Record set:
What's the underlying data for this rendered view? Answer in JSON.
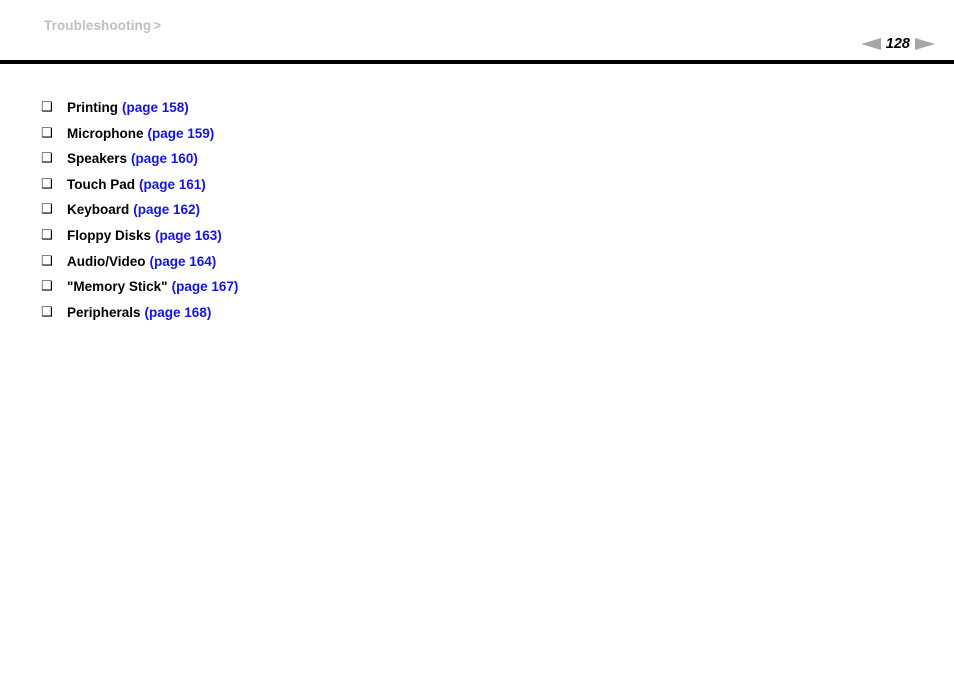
{
  "header": {
    "breadcrumb": "Troubleshooting",
    "breadcrumb_separator": ">",
    "page_number": "128",
    "prev_arrow_icon": "triangle-left-icon",
    "next_arrow_icon": "triangle-right-icon"
  },
  "colors": {
    "breadcrumb_gray": "#bfbfbf",
    "arrow_gray": "#a6a6a6",
    "link_blue": "#1414e6",
    "rule_black": "#000000",
    "background": "#ffffff"
  },
  "list": {
    "bullet_glyph": "❑",
    "items": [
      {
        "label": "Printing",
        "pageref": "(page 158)"
      },
      {
        "label": "Microphone",
        "pageref": "(page 159)"
      },
      {
        "label": "Speakers",
        "pageref": "(page 160)"
      },
      {
        "label": "Touch Pad",
        "pageref": "(page 161)"
      },
      {
        "label": "Keyboard",
        "pageref": "(page 162)"
      },
      {
        "label": "Floppy Disks",
        "pageref": "(page 163)"
      },
      {
        "label": "Audio/Video",
        "pageref": "(page 164)"
      },
      {
        "label": "\"Memory Stick\"",
        "pageref": "(page 167)"
      },
      {
        "label": "Peripherals",
        "pageref": "(page 168)"
      }
    ]
  }
}
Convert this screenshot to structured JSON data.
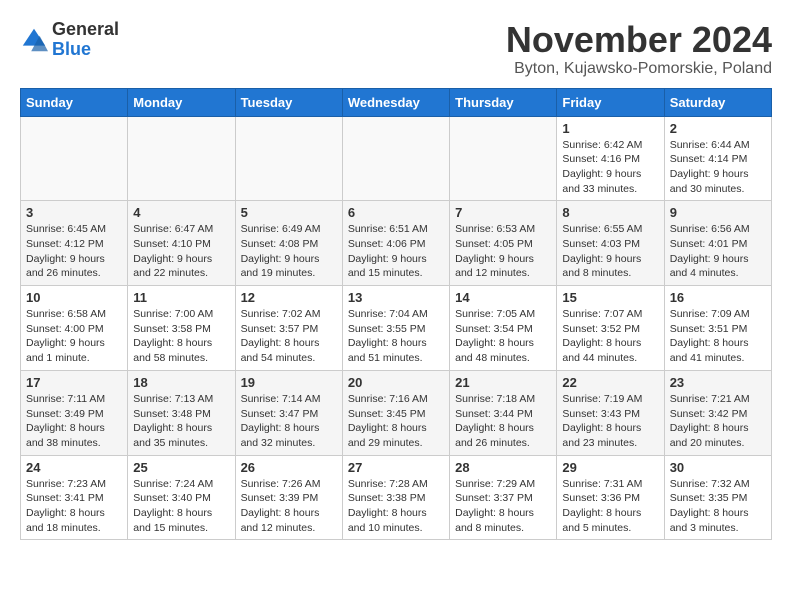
{
  "header": {
    "logo_general": "General",
    "logo_blue": "Blue",
    "month_title": "November 2024",
    "location": "Byton, Kujawsko-Pomorskie, Poland"
  },
  "days_of_week": [
    "Sunday",
    "Monday",
    "Tuesday",
    "Wednesday",
    "Thursday",
    "Friday",
    "Saturday"
  ],
  "weeks": [
    [
      {
        "day": "",
        "info": ""
      },
      {
        "day": "",
        "info": ""
      },
      {
        "day": "",
        "info": ""
      },
      {
        "day": "",
        "info": ""
      },
      {
        "day": "",
        "info": ""
      },
      {
        "day": "1",
        "info": "Sunrise: 6:42 AM\nSunset: 4:16 PM\nDaylight: 9 hours and 33 minutes."
      },
      {
        "day": "2",
        "info": "Sunrise: 6:44 AM\nSunset: 4:14 PM\nDaylight: 9 hours and 30 minutes."
      }
    ],
    [
      {
        "day": "3",
        "info": "Sunrise: 6:45 AM\nSunset: 4:12 PM\nDaylight: 9 hours and 26 minutes."
      },
      {
        "day": "4",
        "info": "Sunrise: 6:47 AM\nSunset: 4:10 PM\nDaylight: 9 hours and 22 minutes."
      },
      {
        "day": "5",
        "info": "Sunrise: 6:49 AM\nSunset: 4:08 PM\nDaylight: 9 hours and 19 minutes."
      },
      {
        "day": "6",
        "info": "Sunrise: 6:51 AM\nSunset: 4:06 PM\nDaylight: 9 hours and 15 minutes."
      },
      {
        "day": "7",
        "info": "Sunrise: 6:53 AM\nSunset: 4:05 PM\nDaylight: 9 hours and 12 minutes."
      },
      {
        "day": "8",
        "info": "Sunrise: 6:55 AM\nSunset: 4:03 PM\nDaylight: 9 hours and 8 minutes."
      },
      {
        "day": "9",
        "info": "Sunrise: 6:56 AM\nSunset: 4:01 PM\nDaylight: 9 hours and 4 minutes."
      }
    ],
    [
      {
        "day": "10",
        "info": "Sunrise: 6:58 AM\nSunset: 4:00 PM\nDaylight: 9 hours and 1 minute."
      },
      {
        "day": "11",
        "info": "Sunrise: 7:00 AM\nSunset: 3:58 PM\nDaylight: 8 hours and 58 minutes."
      },
      {
        "day": "12",
        "info": "Sunrise: 7:02 AM\nSunset: 3:57 PM\nDaylight: 8 hours and 54 minutes."
      },
      {
        "day": "13",
        "info": "Sunrise: 7:04 AM\nSunset: 3:55 PM\nDaylight: 8 hours and 51 minutes."
      },
      {
        "day": "14",
        "info": "Sunrise: 7:05 AM\nSunset: 3:54 PM\nDaylight: 8 hours and 48 minutes."
      },
      {
        "day": "15",
        "info": "Sunrise: 7:07 AM\nSunset: 3:52 PM\nDaylight: 8 hours and 44 minutes."
      },
      {
        "day": "16",
        "info": "Sunrise: 7:09 AM\nSunset: 3:51 PM\nDaylight: 8 hours and 41 minutes."
      }
    ],
    [
      {
        "day": "17",
        "info": "Sunrise: 7:11 AM\nSunset: 3:49 PM\nDaylight: 8 hours and 38 minutes."
      },
      {
        "day": "18",
        "info": "Sunrise: 7:13 AM\nSunset: 3:48 PM\nDaylight: 8 hours and 35 minutes."
      },
      {
        "day": "19",
        "info": "Sunrise: 7:14 AM\nSunset: 3:47 PM\nDaylight: 8 hours and 32 minutes."
      },
      {
        "day": "20",
        "info": "Sunrise: 7:16 AM\nSunset: 3:45 PM\nDaylight: 8 hours and 29 minutes."
      },
      {
        "day": "21",
        "info": "Sunrise: 7:18 AM\nSunset: 3:44 PM\nDaylight: 8 hours and 26 minutes."
      },
      {
        "day": "22",
        "info": "Sunrise: 7:19 AM\nSunset: 3:43 PM\nDaylight: 8 hours and 23 minutes."
      },
      {
        "day": "23",
        "info": "Sunrise: 7:21 AM\nSunset: 3:42 PM\nDaylight: 8 hours and 20 minutes."
      }
    ],
    [
      {
        "day": "24",
        "info": "Sunrise: 7:23 AM\nSunset: 3:41 PM\nDaylight: 8 hours and 18 minutes."
      },
      {
        "day": "25",
        "info": "Sunrise: 7:24 AM\nSunset: 3:40 PM\nDaylight: 8 hours and 15 minutes."
      },
      {
        "day": "26",
        "info": "Sunrise: 7:26 AM\nSunset: 3:39 PM\nDaylight: 8 hours and 12 minutes."
      },
      {
        "day": "27",
        "info": "Sunrise: 7:28 AM\nSunset: 3:38 PM\nDaylight: 8 hours and 10 minutes."
      },
      {
        "day": "28",
        "info": "Sunrise: 7:29 AM\nSunset: 3:37 PM\nDaylight: 8 hours and 8 minutes."
      },
      {
        "day": "29",
        "info": "Sunrise: 7:31 AM\nSunset: 3:36 PM\nDaylight: 8 hours and 5 minutes."
      },
      {
        "day": "30",
        "info": "Sunrise: 7:32 AM\nSunset: 3:35 PM\nDaylight: 8 hours and 3 minutes."
      }
    ]
  ]
}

Your objective:
Your copy should hold every record word for word and none of the pictures.

Full solution:
What's the underlying data for this rendered view? Answer in JSON.
{
  "header": {
    "breadcrumb": "Troubleshooting",
    "breadcrumb_separator": ">",
    "page_number": "128",
    "prev_arrow_icon": "triangle-left-icon",
    "next_arrow_icon": "triangle-right-icon"
  },
  "colors": {
    "breadcrumb_gray": "#bfbfbf",
    "arrow_gray": "#a6a6a6",
    "link_blue": "#1414e6",
    "rule_black": "#000000",
    "background": "#ffffff"
  },
  "list": {
    "bullet_glyph": "❑",
    "items": [
      {
        "label": "Printing",
        "pageref": "(page 158)"
      },
      {
        "label": "Microphone",
        "pageref": "(page 159)"
      },
      {
        "label": "Speakers",
        "pageref": "(page 160)"
      },
      {
        "label": "Touch Pad",
        "pageref": "(page 161)"
      },
      {
        "label": "Keyboard",
        "pageref": "(page 162)"
      },
      {
        "label": "Floppy Disks",
        "pageref": "(page 163)"
      },
      {
        "label": "Audio/Video",
        "pageref": "(page 164)"
      },
      {
        "label": "\"Memory Stick\"",
        "pageref": "(page 167)"
      },
      {
        "label": "Peripherals",
        "pageref": "(page 168)"
      }
    ]
  }
}
Convert this screenshot to structured JSON data.
{
  "header": {
    "logo_general": "General",
    "logo_blue": "Blue",
    "month_title": "November 2024",
    "location": "Byton, Kujawsko-Pomorskie, Poland"
  },
  "days_of_week": [
    "Sunday",
    "Monday",
    "Tuesday",
    "Wednesday",
    "Thursday",
    "Friday",
    "Saturday"
  ],
  "weeks": [
    [
      {
        "day": "",
        "info": ""
      },
      {
        "day": "",
        "info": ""
      },
      {
        "day": "",
        "info": ""
      },
      {
        "day": "",
        "info": ""
      },
      {
        "day": "",
        "info": ""
      },
      {
        "day": "1",
        "info": "Sunrise: 6:42 AM\nSunset: 4:16 PM\nDaylight: 9 hours and 33 minutes."
      },
      {
        "day": "2",
        "info": "Sunrise: 6:44 AM\nSunset: 4:14 PM\nDaylight: 9 hours and 30 minutes."
      }
    ],
    [
      {
        "day": "3",
        "info": "Sunrise: 6:45 AM\nSunset: 4:12 PM\nDaylight: 9 hours and 26 minutes."
      },
      {
        "day": "4",
        "info": "Sunrise: 6:47 AM\nSunset: 4:10 PM\nDaylight: 9 hours and 22 minutes."
      },
      {
        "day": "5",
        "info": "Sunrise: 6:49 AM\nSunset: 4:08 PM\nDaylight: 9 hours and 19 minutes."
      },
      {
        "day": "6",
        "info": "Sunrise: 6:51 AM\nSunset: 4:06 PM\nDaylight: 9 hours and 15 minutes."
      },
      {
        "day": "7",
        "info": "Sunrise: 6:53 AM\nSunset: 4:05 PM\nDaylight: 9 hours and 12 minutes."
      },
      {
        "day": "8",
        "info": "Sunrise: 6:55 AM\nSunset: 4:03 PM\nDaylight: 9 hours and 8 minutes."
      },
      {
        "day": "9",
        "info": "Sunrise: 6:56 AM\nSunset: 4:01 PM\nDaylight: 9 hours and 4 minutes."
      }
    ],
    [
      {
        "day": "10",
        "info": "Sunrise: 6:58 AM\nSunset: 4:00 PM\nDaylight: 9 hours and 1 minute."
      },
      {
        "day": "11",
        "info": "Sunrise: 7:00 AM\nSunset: 3:58 PM\nDaylight: 8 hours and 58 minutes."
      },
      {
        "day": "12",
        "info": "Sunrise: 7:02 AM\nSunset: 3:57 PM\nDaylight: 8 hours and 54 minutes."
      },
      {
        "day": "13",
        "info": "Sunrise: 7:04 AM\nSunset: 3:55 PM\nDaylight: 8 hours and 51 minutes."
      },
      {
        "day": "14",
        "info": "Sunrise: 7:05 AM\nSunset: 3:54 PM\nDaylight: 8 hours and 48 minutes."
      },
      {
        "day": "15",
        "info": "Sunrise: 7:07 AM\nSunset: 3:52 PM\nDaylight: 8 hours and 44 minutes."
      },
      {
        "day": "16",
        "info": "Sunrise: 7:09 AM\nSunset: 3:51 PM\nDaylight: 8 hours and 41 minutes."
      }
    ],
    [
      {
        "day": "17",
        "info": "Sunrise: 7:11 AM\nSunset: 3:49 PM\nDaylight: 8 hours and 38 minutes."
      },
      {
        "day": "18",
        "info": "Sunrise: 7:13 AM\nSunset: 3:48 PM\nDaylight: 8 hours and 35 minutes."
      },
      {
        "day": "19",
        "info": "Sunrise: 7:14 AM\nSunset: 3:47 PM\nDaylight: 8 hours and 32 minutes."
      },
      {
        "day": "20",
        "info": "Sunrise: 7:16 AM\nSunset: 3:45 PM\nDaylight: 8 hours and 29 minutes."
      },
      {
        "day": "21",
        "info": "Sunrise: 7:18 AM\nSunset: 3:44 PM\nDaylight: 8 hours and 26 minutes."
      },
      {
        "day": "22",
        "info": "Sunrise: 7:19 AM\nSunset: 3:43 PM\nDaylight: 8 hours and 23 minutes."
      },
      {
        "day": "23",
        "info": "Sunrise: 7:21 AM\nSunset: 3:42 PM\nDaylight: 8 hours and 20 minutes."
      }
    ],
    [
      {
        "day": "24",
        "info": "Sunrise: 7:23 AM\nSunset: 3:41 PM\nDaylight: 8 hours and 18 minutes."
      },
      {
        "day": "25",
        "info": "Sunrise: 7:24 AM\nSunset: 3:40 PM\nDaylight: 8 hours and 15 minutes."
      },
      {
        "day": "26",
        "info": "Sunrise: 7:26 AM\nSunset: 3:39 PM\nDaylight: 8 hours and 12 minutes."
      },
      {
        "day": "27",
        "info": "Sunrise: 7:28 AM\nSunset: 3:38 PM\nDaylight: 8 hours and 10 minutes."
      },
      {
        "day": "28",
        "info": "Sunrise: 7:29 AM\nSunset: 3:37 PM\nDaylight: 8 hours and 8 minutes."
      },
      {
        "day": "29",
        "info": "Sunrise: 7:31 AM\nSunset: 3:36 PM\nDaylight: 8 hours and 5 minutes."
      },
      {
        "day": "30",
        "info": "Sunrise: 7:32 AM\nSunset: 3:35 PM\nDaylight: 8 hours and 3 minutes."
      }
    ]
  ]
}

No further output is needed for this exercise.